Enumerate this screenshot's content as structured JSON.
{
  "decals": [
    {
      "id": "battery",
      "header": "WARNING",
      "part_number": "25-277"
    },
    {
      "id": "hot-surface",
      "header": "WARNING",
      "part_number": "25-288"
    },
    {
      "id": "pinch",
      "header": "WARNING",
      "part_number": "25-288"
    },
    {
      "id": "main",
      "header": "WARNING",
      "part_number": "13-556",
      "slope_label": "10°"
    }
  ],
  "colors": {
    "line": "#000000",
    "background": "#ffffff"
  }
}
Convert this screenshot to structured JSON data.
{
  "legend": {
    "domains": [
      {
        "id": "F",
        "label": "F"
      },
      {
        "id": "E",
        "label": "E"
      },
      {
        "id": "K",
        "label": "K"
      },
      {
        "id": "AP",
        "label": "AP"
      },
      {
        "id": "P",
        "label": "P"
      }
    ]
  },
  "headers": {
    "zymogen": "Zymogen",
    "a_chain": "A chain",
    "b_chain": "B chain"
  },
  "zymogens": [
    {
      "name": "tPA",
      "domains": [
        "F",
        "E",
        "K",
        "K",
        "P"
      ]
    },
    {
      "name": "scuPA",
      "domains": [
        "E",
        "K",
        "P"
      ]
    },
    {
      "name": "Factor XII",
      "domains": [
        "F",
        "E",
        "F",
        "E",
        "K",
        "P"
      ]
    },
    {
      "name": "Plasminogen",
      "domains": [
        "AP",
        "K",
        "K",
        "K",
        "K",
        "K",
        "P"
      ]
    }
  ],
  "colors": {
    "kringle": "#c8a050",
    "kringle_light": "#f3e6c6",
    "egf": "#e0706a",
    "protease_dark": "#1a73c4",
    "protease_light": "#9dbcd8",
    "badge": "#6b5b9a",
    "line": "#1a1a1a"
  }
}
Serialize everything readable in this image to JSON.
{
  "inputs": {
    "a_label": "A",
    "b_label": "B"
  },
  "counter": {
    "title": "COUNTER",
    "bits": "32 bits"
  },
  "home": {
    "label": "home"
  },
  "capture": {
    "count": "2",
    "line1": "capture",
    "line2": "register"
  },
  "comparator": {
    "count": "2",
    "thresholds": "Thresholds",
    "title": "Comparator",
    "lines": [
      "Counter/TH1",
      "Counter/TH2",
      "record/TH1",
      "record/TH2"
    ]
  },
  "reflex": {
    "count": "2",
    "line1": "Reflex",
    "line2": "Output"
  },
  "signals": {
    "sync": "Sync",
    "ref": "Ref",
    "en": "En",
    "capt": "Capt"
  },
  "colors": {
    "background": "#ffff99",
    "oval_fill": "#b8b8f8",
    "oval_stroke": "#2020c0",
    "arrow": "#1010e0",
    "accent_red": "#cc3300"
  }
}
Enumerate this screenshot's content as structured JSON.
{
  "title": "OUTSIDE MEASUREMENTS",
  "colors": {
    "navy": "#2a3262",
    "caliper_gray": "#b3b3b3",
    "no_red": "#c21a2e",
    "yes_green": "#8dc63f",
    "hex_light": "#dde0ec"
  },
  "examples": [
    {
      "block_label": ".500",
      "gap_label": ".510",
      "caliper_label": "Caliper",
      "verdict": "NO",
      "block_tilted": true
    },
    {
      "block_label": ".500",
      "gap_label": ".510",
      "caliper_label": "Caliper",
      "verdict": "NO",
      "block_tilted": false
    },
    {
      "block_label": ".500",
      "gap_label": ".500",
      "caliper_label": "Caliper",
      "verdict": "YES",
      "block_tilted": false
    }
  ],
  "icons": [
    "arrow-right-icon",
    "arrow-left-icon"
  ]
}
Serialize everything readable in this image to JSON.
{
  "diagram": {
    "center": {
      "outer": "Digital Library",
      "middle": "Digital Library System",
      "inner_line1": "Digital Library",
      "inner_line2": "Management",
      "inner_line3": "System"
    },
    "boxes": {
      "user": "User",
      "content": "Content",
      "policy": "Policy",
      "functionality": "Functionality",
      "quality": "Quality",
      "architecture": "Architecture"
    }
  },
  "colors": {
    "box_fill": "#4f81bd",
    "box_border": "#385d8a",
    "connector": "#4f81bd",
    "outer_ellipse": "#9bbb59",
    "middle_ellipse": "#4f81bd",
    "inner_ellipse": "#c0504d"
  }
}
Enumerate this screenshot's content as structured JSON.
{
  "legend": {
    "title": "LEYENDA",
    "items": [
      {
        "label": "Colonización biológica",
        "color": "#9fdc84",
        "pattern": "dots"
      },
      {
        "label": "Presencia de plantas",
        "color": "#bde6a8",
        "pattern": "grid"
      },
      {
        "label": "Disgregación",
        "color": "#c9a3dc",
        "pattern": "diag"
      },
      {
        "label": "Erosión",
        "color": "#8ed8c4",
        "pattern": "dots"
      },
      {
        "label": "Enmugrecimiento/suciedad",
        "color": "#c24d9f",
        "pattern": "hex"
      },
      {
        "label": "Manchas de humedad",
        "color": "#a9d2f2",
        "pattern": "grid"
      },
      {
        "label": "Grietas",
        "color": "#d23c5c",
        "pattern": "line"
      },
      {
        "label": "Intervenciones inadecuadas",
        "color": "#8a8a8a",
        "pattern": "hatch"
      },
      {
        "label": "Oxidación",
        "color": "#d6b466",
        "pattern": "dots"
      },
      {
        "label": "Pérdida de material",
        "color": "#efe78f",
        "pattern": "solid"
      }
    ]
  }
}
++++++++++++++++++++
_Prompt_:
Where a line contains "System", copy that line.

_The answer_:
      "middle": "Digital Library System",
      "inner_line3": "System"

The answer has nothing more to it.